== EXERCISE DATA

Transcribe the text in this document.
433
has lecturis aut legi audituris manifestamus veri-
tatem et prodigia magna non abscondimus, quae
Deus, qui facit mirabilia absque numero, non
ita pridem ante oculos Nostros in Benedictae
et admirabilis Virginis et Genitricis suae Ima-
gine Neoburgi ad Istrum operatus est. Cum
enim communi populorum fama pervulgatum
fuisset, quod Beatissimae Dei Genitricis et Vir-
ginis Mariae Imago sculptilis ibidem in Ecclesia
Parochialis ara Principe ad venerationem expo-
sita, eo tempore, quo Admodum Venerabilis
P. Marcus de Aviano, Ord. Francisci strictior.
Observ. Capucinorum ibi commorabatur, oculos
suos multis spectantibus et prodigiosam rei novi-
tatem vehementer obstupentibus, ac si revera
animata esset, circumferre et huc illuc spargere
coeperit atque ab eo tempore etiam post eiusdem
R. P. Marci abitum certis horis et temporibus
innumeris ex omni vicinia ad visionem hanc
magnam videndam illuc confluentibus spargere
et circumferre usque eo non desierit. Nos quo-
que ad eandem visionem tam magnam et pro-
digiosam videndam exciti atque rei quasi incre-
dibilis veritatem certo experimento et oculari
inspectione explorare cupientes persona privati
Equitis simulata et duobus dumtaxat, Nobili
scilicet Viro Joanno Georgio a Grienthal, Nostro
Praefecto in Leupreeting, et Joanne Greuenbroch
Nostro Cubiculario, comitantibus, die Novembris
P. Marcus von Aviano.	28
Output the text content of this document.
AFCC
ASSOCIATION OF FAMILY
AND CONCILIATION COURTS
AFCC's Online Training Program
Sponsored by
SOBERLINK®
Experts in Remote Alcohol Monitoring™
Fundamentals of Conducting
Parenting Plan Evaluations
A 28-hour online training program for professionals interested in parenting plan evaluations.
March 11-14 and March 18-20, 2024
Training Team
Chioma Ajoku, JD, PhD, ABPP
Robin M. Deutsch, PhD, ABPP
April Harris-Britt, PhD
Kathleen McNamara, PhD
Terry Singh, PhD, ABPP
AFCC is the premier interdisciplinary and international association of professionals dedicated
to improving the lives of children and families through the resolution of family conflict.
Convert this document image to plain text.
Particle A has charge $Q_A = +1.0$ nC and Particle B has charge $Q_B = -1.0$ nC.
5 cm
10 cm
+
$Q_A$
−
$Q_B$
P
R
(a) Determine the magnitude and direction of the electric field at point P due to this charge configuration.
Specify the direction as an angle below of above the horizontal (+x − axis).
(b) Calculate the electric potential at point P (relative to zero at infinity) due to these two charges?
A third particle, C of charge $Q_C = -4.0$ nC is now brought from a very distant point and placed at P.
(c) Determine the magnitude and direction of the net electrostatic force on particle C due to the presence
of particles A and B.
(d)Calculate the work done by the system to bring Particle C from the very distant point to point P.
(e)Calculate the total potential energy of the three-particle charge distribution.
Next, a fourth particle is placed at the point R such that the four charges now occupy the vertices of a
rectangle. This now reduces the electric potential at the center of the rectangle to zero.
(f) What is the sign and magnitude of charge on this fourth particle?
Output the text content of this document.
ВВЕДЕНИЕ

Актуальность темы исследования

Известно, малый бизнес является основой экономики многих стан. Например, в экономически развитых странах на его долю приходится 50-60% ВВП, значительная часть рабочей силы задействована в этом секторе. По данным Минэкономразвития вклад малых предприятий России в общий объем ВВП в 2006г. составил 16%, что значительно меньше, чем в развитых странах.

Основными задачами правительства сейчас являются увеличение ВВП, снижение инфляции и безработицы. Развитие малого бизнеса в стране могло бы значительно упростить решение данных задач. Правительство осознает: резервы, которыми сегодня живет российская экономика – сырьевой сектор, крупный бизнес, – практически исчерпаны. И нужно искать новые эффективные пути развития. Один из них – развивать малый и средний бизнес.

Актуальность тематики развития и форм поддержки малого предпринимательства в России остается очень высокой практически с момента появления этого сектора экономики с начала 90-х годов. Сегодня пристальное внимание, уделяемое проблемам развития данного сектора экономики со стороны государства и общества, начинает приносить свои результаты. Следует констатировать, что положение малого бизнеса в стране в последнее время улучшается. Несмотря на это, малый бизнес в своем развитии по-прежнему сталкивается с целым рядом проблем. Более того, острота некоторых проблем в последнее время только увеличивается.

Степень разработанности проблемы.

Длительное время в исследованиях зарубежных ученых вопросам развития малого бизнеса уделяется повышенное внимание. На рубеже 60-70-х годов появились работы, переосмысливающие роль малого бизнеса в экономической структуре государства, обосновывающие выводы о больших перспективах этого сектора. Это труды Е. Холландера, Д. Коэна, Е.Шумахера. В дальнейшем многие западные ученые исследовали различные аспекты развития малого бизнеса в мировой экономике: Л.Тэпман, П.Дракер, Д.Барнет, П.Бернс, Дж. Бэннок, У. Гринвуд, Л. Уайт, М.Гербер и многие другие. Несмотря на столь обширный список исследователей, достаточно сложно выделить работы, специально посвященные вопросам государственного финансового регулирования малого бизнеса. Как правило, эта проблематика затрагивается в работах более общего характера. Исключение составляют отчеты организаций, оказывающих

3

====

• [TASK TO COMPLETE] Search the data above for the word "Calculate", then gather each line in which it appears.

• [REPLY]
(b) Calculate the electric potential at point P (relative to zero at infinity) due to these two charges?
(d)Calculate the work done by the system to bring Particle C from the very distant point to point P.
(e)Calculate the total potential energy of the three-particle charge distribution.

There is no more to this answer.